Recorded data:
------------------------------------------------
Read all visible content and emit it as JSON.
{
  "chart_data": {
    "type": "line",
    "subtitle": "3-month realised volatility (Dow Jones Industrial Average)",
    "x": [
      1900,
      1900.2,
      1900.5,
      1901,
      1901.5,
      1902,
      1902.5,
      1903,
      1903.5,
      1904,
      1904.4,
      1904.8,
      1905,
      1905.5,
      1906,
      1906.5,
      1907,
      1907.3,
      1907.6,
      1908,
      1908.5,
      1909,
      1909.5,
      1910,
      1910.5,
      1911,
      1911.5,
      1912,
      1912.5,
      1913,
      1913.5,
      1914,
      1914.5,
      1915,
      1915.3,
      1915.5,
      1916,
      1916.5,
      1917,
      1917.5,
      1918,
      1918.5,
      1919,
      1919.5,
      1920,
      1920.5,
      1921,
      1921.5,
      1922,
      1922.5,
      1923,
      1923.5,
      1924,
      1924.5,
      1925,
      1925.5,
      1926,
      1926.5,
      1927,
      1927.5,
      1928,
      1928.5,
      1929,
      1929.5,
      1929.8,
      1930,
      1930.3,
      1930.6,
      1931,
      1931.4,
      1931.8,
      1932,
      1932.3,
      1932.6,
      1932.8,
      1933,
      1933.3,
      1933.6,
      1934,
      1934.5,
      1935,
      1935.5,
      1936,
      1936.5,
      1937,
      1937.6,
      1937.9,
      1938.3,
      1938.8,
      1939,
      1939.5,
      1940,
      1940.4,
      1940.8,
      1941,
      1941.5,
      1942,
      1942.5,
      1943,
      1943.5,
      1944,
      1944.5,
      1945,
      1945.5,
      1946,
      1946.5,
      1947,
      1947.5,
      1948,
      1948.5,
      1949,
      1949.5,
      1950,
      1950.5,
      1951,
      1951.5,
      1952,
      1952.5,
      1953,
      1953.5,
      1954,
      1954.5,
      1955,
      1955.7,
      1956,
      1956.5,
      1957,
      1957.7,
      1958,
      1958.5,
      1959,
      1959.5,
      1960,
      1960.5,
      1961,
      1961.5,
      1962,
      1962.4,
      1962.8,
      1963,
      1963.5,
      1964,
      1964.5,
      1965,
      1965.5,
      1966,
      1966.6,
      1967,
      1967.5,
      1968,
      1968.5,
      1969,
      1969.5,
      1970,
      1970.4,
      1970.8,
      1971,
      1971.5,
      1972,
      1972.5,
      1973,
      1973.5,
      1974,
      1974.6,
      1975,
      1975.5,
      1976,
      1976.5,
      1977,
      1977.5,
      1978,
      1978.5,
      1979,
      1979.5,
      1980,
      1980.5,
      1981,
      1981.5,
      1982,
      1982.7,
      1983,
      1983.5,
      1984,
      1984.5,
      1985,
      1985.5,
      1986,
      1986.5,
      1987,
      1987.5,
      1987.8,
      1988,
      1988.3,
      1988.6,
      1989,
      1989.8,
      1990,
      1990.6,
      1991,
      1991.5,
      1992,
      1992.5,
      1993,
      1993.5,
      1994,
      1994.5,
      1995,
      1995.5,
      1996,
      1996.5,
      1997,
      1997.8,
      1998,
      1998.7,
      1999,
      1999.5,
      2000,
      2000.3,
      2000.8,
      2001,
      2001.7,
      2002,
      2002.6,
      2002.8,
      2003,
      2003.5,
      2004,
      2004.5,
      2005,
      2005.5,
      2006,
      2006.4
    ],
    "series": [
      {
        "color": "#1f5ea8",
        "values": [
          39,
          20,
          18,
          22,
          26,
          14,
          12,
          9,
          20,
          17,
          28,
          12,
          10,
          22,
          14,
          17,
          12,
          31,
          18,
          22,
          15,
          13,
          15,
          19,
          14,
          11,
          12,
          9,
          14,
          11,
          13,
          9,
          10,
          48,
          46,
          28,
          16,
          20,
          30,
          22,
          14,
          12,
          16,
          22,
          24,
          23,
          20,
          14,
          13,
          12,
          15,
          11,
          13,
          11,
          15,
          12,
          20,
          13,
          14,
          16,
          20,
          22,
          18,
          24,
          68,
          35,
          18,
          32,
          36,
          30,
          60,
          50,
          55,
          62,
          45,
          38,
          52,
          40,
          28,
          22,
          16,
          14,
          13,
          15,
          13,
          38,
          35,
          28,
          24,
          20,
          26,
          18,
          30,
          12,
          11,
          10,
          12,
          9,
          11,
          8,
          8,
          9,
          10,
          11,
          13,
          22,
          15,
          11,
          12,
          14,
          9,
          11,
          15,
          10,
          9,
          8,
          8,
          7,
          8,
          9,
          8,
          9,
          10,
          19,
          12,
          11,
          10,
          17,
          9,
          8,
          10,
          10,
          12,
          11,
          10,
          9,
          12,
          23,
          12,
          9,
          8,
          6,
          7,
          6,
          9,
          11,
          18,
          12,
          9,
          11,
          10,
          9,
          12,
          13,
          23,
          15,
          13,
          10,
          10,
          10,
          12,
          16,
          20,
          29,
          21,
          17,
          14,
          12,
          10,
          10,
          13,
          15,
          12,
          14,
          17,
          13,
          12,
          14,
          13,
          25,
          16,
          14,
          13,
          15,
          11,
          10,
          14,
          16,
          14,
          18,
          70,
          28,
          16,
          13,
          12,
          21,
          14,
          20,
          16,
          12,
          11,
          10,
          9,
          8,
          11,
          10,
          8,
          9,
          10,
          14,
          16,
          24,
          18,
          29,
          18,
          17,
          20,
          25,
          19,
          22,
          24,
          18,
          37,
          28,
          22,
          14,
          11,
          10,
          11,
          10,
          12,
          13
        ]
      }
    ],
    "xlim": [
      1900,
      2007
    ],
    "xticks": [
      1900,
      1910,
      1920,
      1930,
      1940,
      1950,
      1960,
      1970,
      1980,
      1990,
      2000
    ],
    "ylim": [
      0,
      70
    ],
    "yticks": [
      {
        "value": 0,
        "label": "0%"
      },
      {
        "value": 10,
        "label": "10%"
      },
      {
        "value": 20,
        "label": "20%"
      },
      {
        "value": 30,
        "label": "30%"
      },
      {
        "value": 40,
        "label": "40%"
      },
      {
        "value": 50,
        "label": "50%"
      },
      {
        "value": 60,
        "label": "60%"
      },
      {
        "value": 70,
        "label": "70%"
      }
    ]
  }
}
------------------------------------------------
→ **PROBLEM DESCRIPTION**
Count every line of the material above that holds the string "label", then state only the total.

→ **WRITTEN SOLUTION**
8